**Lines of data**

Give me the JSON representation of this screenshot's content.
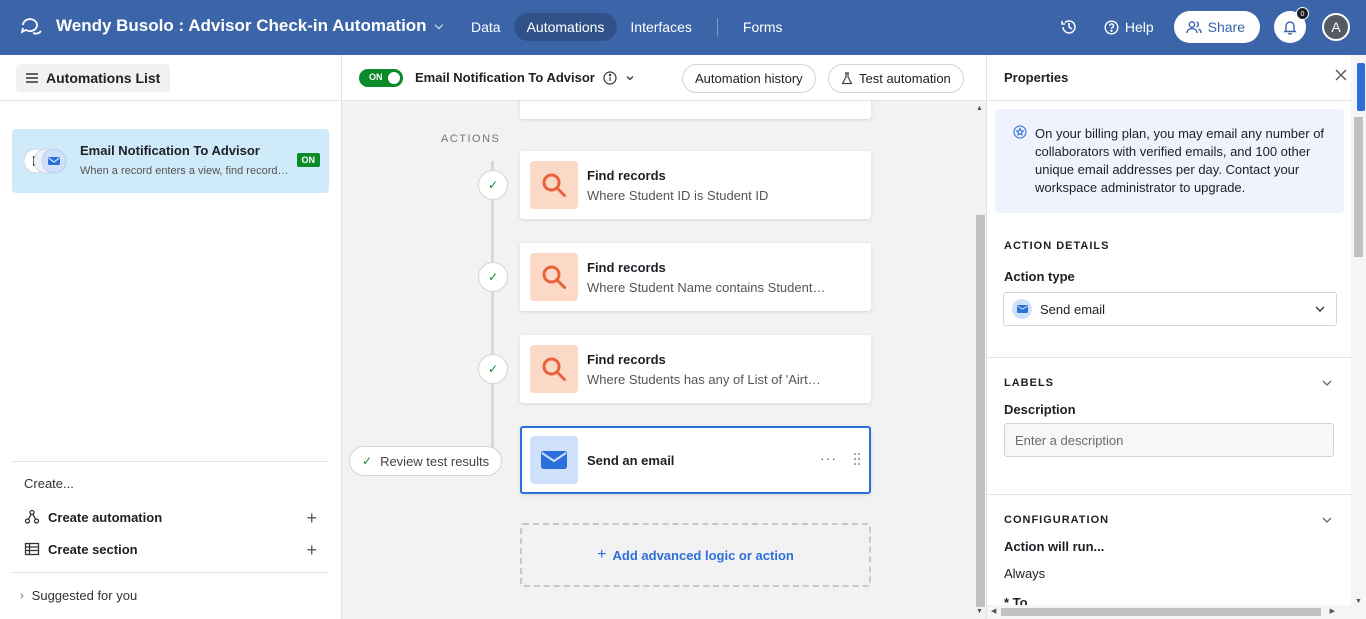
{
  "topbar": {
    "base_title": "Wendy Busolo : Advisor Check-in Automation",
    "tabs": [
      {
        "label": "Data"
      },
      {
        "label": "Automations"
      },
      {
        "label": "Interfaces"
      },
      {
        "label": "Forms"
      }
    ],
    "help_label": "Help",
    "share_label": "Share",
    "notification_count": "0",
    "avatar_initial": "A"
  },
  "sidebar": {
    "list_button_label": "Automations List",
    "automation": {
      "title": "Email Notification To Advisor",
      "subtitle": "When a record enters a view, find records, and send an email",
      "status": "ON"
    },
    "create_label": "Create...",
    "create_items": [
      {
        "label": "Create automation"
      },
      {
        "label": "Create section"
      }
    ],
    "suggested_label": "Suggested for you"
  },
  "editor": {
    "toggle_label": "ON",
    "title": "Email Notification To Advisor",
    "history_button": "Automation history",
    "test_button": "Test automation",
    "actions_label": "ACTIONS",
    "actions": [
      {
        "title": "Find records",
        "subtitle": "Where Student ID is Student ID"
      },
      {
        "title": "Find records",
        "subtitle": "Where Student Name contains Student Name"
      },
      {
        "title": "Find records",
        "subtitle": "Where Students has any of List of 'Airtable record ID'"
      },
      {
        "title": "Send an email",
        "subtitle": ""
      }
    ],
    "more_glyph": "···",
    "review_button": "Review test results",
    "add_label": "Add advanced logic or action"
  },
  "properties": {
    "title": "Properties",
    "billing_notice": "On your billing plan, you may email any number of collaborators with verified emails, and 100 other unique email addresses per day. Contact your workspace administrator to upgrade.",
    "action_details_heading": "ACTION DETAILS",
    "action_type_label": "Action type",
    "action_type_value": "Send email",
    "labels_heading": "LABELS",
    "description_label": "Description",
    "description_placeholder": "Enter a description",
    "configuration_heading": "CONFIGURATION",
    "action_run_label": "Action will run...",
    "action_run_value": "Always",
    "to_label": "* To"
  },
  "colors": {
    "topbar": "#3b65a8",
    "on_green": "#0b8a2c",
    "accent_blue": "#2d6fd8",
    "search_icon_bg": "#fcd9c7",
    "search_icon": "#e8633a"
  }
}
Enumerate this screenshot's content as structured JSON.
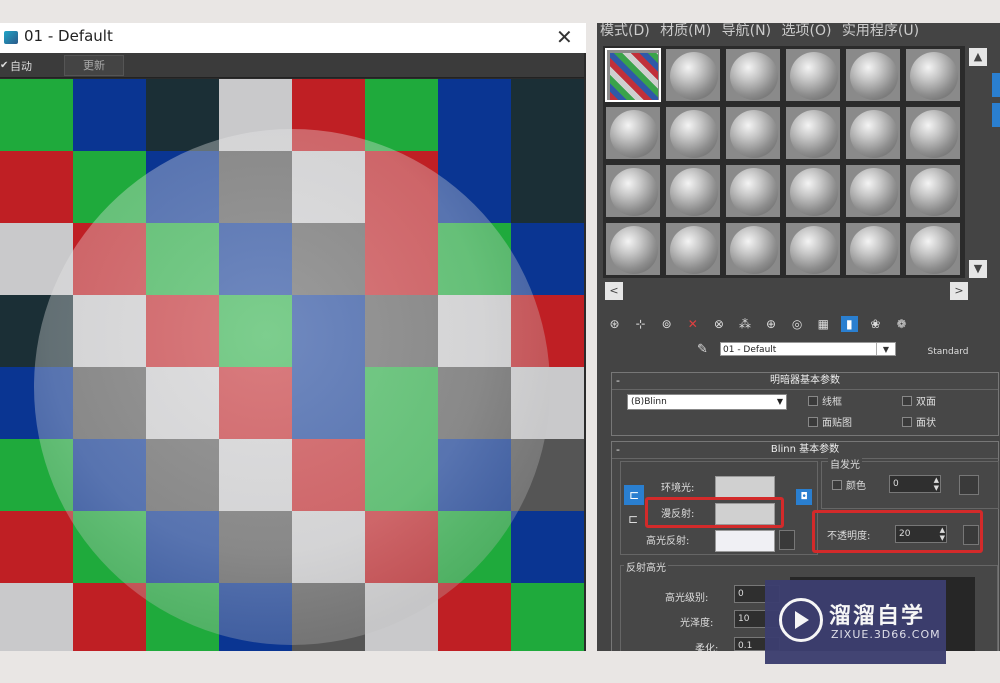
{
  "preview_window": {
    "title": "01 - Default",
    "close_glyph": "✕",
    "auto_label": "自动",
    "update_label": "更新",
    "checker_colors": [
      "#1faa3c",
      "#0a3592",
      "#1b2f36",
      "#c9c9cb",
      "#bf1f24",
      "#555555"
    ]
  },
  "menu": [
    "模式(D)",
    "材质(M)",
    "导航(N)",
    "选项(O)",
    "实用程序(U)"
  ],
  "material_slots": {
    "rows": 4,
    "cols": 6,
    "active_index": 0
  },
  "scroll": {
    "up": "▲",
    "down": "▼",
    "left": "<",
    "right": ">"
  },
  "toolbar_icons": [
    "get-material-icon",
    "put-to-scene-icon",
    "assign-material-icon",
    "delete-icon",
    "copy-material-icon",
    "make-unique-icon",
    "put-to-library-icon",
    "material-id-icon",
    "show-in-viewport-icon",
    "show-end-result-icon",
    "go-to-parent-icon",
    "go-forward-icon"
  ],
  "material": {
    "name": "01 - Default",
    "type_button": "Standard",
    "dropdown_glyph": "▼"
  },
  "shader_basic": {
    "header": "明暗器基本参数",
    "shader": "(B)Blinn",
    "wire": "线框",
    "two_sided": "双面",
    "face_map": "面贴图",
    "faceted": "面状"
  },
  "blinn_basic": {
    "header": "Blinn 基本参数",
    "self_illum": "自发光",
    "color_label": "颜色",
    "self_illum_value": "0",
    "ambient": "环境光:",
    "diffuse": "漫反射:",
    "specular": "高光反射:",
    "opacity_label": "不透明度:",
    "opacity_value": "20",
    "lock_glyph": "🔒"
  },
  "specular_highlights": {
    "header": "反射高光",
    "level_label": "高光级别:",
    "level_value": "0",
    "gloss_label": "光泽度:",
    "gloss_value": "10",
    "soften_label": "柔化:",
    "soften_value": "0.1"
  },
  "watermark": {
    "title": "溜溜自学",
    "url": "ZIXUE.3D66.COM"
  }
}
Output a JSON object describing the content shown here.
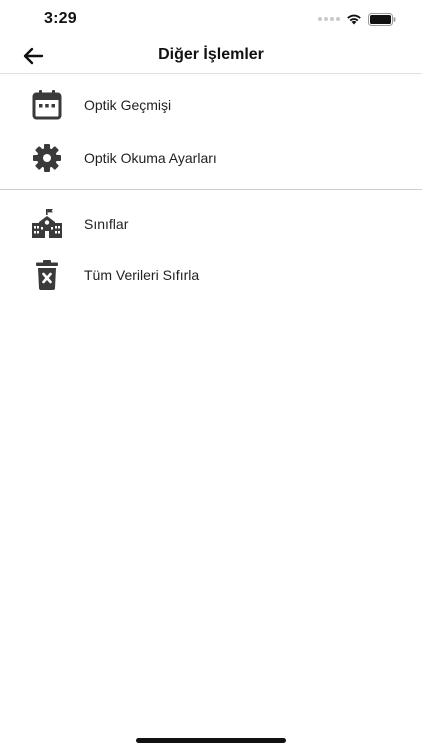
{
  "status_bar": {
    "time": "3:29"
  },
  "nav": {
    "title": "Diğer İşlemler",
    "back_icon": "arrow-left-icon"
  },
  "menu": {
    "group1": [
      {
        "label": "Optik Geçmişi",
        "icon": "calendar-icon"
      },
      {
        "label": "Optik Okuma Ayarları",
        "icon": "gear-icon"
      }
    ],
    "group2": [
      {
        "label": "Sınıflar",
        "icon": "school-icon"
      },
      {
        "label": "Tüm Verileri Sıfırla",
        "icon": "trash-x-icon"
      }
    ]
  },
  "colors": {
    "icon": "#3a3a3a",
    "text": "#222222",
    "divider": "#cfcfcf",
    "background": "#ffffff"
  }
}
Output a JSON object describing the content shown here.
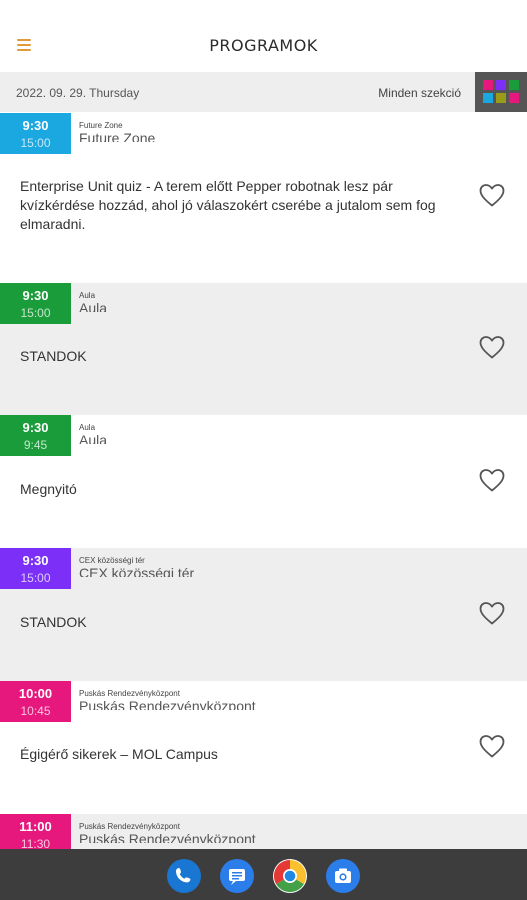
{
  "header": {
    "title": "PROGRAMOK",
    "menu_icon": "hamburger-icon"
  },
  "datebar": {
    "date": "2022. 09. 29. Thursday",
    "section_filter": "Minden szekció",
    "grid_colors": [
      "#e6187e",
      "#7b2ff7",
      "#1a9c3a",
      "#1ba8e0",
      "#9b9b1a",
      "#e6187e"
    ]
  },
  "events": [
    {
      "start": "9:30",
      "end": "15:00",
      "color": "#1ba8e0",
      "bg": "#ffffff",
      "location": "Future Zone",
      "title": "Enterprise Unit quiz - A terem előtt Pepper robotnak lesz pár kvízkérdése hozzád, ahol jó válaszokért cserébe a jutalom sem fog elmaradni."
    },
    {
      "start": "9:30",
      "end": "15:00",
      "color": "#1a9c3a",
      "bg": "#eeeeee",
      "location": "Aula",
      "title": "STANDOK"
    },
    {
      "start": "9:30",
      "end": "9:45",
      "color": "#1a9c3a",
      "bg": "#ffffff",
      "location": "Aula",
      "title": "Megnyitó"
    },
    {
      "start": "9:30",
      "end": "15:00",
      "color": "#7b2ff7",
      "bg": "#eeeeee",
      "location": "CEX közösségi tér",
      "title": "STANDOK"
    },
    {
      "start": "10:00",
      "end": "10:45",
      "color": "#e6187e",
      "bg": "#ffffff",
      "location": "Puskás Rendezvényközpont",
      "title": "Égigérő sikerek – MOL Campus"
    },
    {
      "start": "11:00",
      "end": "11:30",
      "color": "#e6187e",
      "bg": "#eeeeee",
      "location": "Puskás Rendezvényközpont",
      "title": ""
    }
  ],
  "navbar": {
    "icons": [
      "phone-icon",
      "messages-icon",
      "chrome-icon",
      "camera-icon"
    ]
  }
}
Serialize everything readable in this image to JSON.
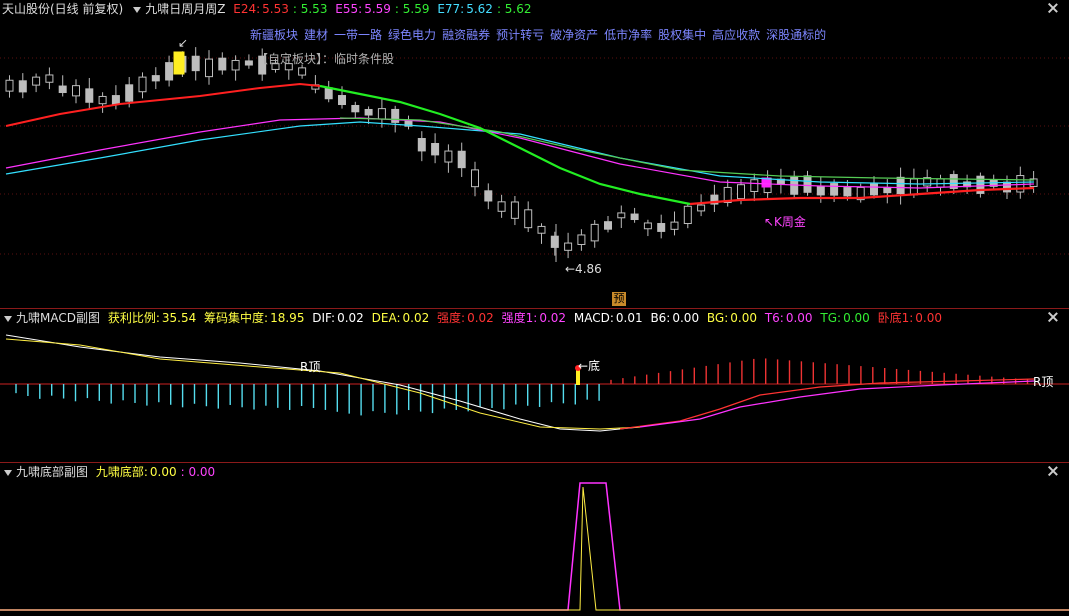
{
  "main": {
    "stock": "天山股份(日线 前复权)",
    "indicator": "九啸日周月周Z",
    "e24_label": "E24:",
    "e24_a": "5.53",
    "e24_b": ": 5.53",
    "e55_label": "E55:",
    "e55_a": "5.59",
    "e55_b": ": 5.59",
    "e77_label": "E77:",
    "e77_a": "5.62",
    "e77_b": ": 5.62",
    "tags": [
      "新疆板块",
      "建材",
      "一带一路",
      "绿色电力",
      "融资融券",
      "预计转亏",
      "破净资产",
      "低市净率",
      "股权集中",
      "高应收款",
      "深股通标的"
    ],
    "note": "【自定板块】：临时条件股",
    "low_label": "←4.86",
    "kzj_label": "↖K周金",
    "pre_badge": "预",
    "colors": {
      "ma24": "#ff2020",
      "ma55": "#ff33ff",
      "ma77": "#33e0ff",
      "fast_green": "#22ee22",
      "slow_green": "#55cc55",
      "tags": "#7d86ff"
    }
  },
  "macd": {
    "title": "九啸MACD副图",
    "profit_label": "获利比例:",
    "profit_value": "35.54",
    "chip_label": "筹码集中度:",
    "chip_value": "18.95",
    "dif_label": "DIF:",
    "dif_value": "0.02",
    "dea_label": "DEA:",
    "dea_value": "0.02",
    "qd_label": "强度:",
    "qd_value": "0.02",
    "qd1_label": "强度1:",
    "qd1_value": "0.02",
    "macd_label": "MACD:",
    "macd_value": "0.01",
    "b6_label": "B6:",
    "b6_value": "0.00",
    "bg_label": "BG:",
    "bg_value": "0.00",
    "t6_label": "T6:",
    "t6_value": "0.00",
    "tg_label": "TG:",
    "tg_value": "0.00",
    "wd_label": "卧底1:",
    "wd_value": "0.00",
    "rtop1": "R顶",
    "rtop2": "R顶",
    "bottom_label": "←底"
  },
  "bottom": {
    "title": "九啸底部副图",
    "label": "九啸底部:",
    "value_a": "0.00",
    "value_b": ": 0.00"
  }
}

**Directions**
Identify every line holding the word "this" and copy it out.

**Answer to the exercise**
Give me the JSON representation of this screenshot's content.
Enumerate this screenshot's content as structured JSON.
Serialize everything readable in this image to JSON.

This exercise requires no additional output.